◆ **Aim**
Reproduce all of the data word for word.

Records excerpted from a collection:

——

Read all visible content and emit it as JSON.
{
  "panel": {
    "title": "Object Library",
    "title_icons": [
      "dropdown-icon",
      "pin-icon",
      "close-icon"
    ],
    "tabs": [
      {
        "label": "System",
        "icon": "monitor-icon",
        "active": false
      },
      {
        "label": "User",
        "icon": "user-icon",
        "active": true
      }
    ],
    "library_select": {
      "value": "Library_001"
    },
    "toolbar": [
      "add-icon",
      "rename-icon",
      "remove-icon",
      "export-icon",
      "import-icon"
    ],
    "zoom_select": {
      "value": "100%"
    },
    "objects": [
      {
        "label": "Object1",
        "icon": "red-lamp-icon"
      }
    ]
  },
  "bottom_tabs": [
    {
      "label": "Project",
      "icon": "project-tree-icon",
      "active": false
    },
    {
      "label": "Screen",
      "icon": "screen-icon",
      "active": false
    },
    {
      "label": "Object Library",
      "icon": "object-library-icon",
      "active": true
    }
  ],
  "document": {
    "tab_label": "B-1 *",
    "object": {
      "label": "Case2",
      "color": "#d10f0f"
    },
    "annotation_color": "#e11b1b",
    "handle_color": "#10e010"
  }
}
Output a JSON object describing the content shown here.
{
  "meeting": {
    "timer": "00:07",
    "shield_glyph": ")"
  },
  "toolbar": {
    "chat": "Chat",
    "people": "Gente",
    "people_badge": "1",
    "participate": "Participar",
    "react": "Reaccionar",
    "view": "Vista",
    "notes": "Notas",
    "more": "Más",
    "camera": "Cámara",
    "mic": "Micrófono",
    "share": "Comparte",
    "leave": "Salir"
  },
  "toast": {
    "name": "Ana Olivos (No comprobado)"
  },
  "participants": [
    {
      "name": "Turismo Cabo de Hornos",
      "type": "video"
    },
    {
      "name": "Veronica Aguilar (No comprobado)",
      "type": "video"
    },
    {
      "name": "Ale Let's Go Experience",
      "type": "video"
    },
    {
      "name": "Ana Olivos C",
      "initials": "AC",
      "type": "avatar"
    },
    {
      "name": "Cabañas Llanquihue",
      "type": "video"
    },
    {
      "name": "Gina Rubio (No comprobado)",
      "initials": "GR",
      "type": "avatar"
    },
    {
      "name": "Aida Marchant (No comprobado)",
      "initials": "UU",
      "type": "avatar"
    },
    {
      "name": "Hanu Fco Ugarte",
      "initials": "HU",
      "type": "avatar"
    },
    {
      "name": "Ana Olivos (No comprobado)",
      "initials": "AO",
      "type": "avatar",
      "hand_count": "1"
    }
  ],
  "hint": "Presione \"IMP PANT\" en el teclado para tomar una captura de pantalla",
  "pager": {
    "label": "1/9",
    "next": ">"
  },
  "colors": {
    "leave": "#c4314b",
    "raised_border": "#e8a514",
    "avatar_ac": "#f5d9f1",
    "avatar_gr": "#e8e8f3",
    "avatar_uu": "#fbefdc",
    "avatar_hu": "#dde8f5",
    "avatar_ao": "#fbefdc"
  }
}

——

◆ **Written reply**
Read all visible content and emit it as JSON.
{
  "panel": {
    "title": "Object Library",
    "title_icons": [
      "dropdown-icon",
      "pin-icon",
      "close-icon"
    ],
    "tabs": [
      {
        "label": "System",
        "icon": "monitor-icon",
        "active": false
      },
      {
        "label": "User",
        "icon": "user-icon",
        "active": true
      }
    ],
    "library_select": {
      "value": "Library_001"
    },
    "toolbar": [
      "add-icon",
      "rename-icon",
      "remove-icon",
      "export-icon",
      "import-icon"
    ],
    "zoom_select": {
      "value": "100%"
    },
    "objects": [
      {
        "label": "Object1",
        "icon": "red-lamp-icon"
      }
    ]
  },
  "bottom_tabs": [
    {
      "label": "Project",
      "icon": "project-tree-icon",
      "active": false
    },
    {
      "label": "Screen",
      "icon": "screen-icon",
      "active": false
    },
    {
      "label": "Object Library",
      "icon": "object-library-icon",
      "active": true
    }
  ],
  "document": {
    "tab_label": "B-1 *",
    "object": {
      "label": "Case2",
      "color": "#d10f0f"
    },
    "annotation_color": "#e11b1b",
    "handle_color": "#10e010"
  }
}
Output a JSON object describing the content shown here.
{
  "meeting": {
    "timer": "00:07",
    "shield_glyph": ")"
  },
  "toolbar": {
    "chat": "Chat",
    "people": "Gente",
    "people_badge": "1",
    "participate": "Participar",
    "react": "Reaccionar",
    "view": "Vista",
    "notes": "Notas",
    "more": "Más",
    "camera": "Cámara",
    "mic": "Micrófono",
    "share": "Comparte",
    "leave": "Salir"
  },
  "toast": {
    "name": "Ana Olivos (No comprobado)"
  },
  "participants": [
    {
      "name": "Turismo Cabo de Hornos",
      "type": "video"
    },
    {
      "name": "Veronica Aguilar (No comprobado)",
      "type": "video"
    },
    {
      "name": "Ale Let's Go Experience",
      "type": "video"
    },
    {
      "name": "Ana Olivos C",
      "initials": "AC",
      "type": "avatar"
    },
    {
      "name": "Cabañas Llanquihue",
      "type": "video"
    },
    {
      "name": "Gina Rubio (No comprobado)",
      "initials": "GR",
      "type": "avatar"
    },
    {
      "name": "Aida Marchant (No comprobado)",
      "initials": "UU",
      "type": "avatar"
    },
    {
      "name": "Hanu Fco Ugarte",
      "initials": "HU",
      "type": "avatar"
    },
    {
      "name": "Ana Olivos (No comprobado)",
      "initials": "AO",
      "type": "avatar",
      "hand_count": "1"
    }
  ],
  "hint": "Presione \"IMP PANT\" en el teclado para tomar una captura de pantalla",
  "pager": {
    "label": "1/9",
    "next": ">"
  },
  "colors": {
    "leave": "#c4314b",
    "raised_border": "#e8a514",
    "avatar_ac": "#f5d9f1",
    "avatar_gr": "#e8e8f3",
    "avatar_uu": "#fbefdc",
    "avatar_hu": "#dde8f5",
    "avatar_ao": "#fbefdc"
  }
}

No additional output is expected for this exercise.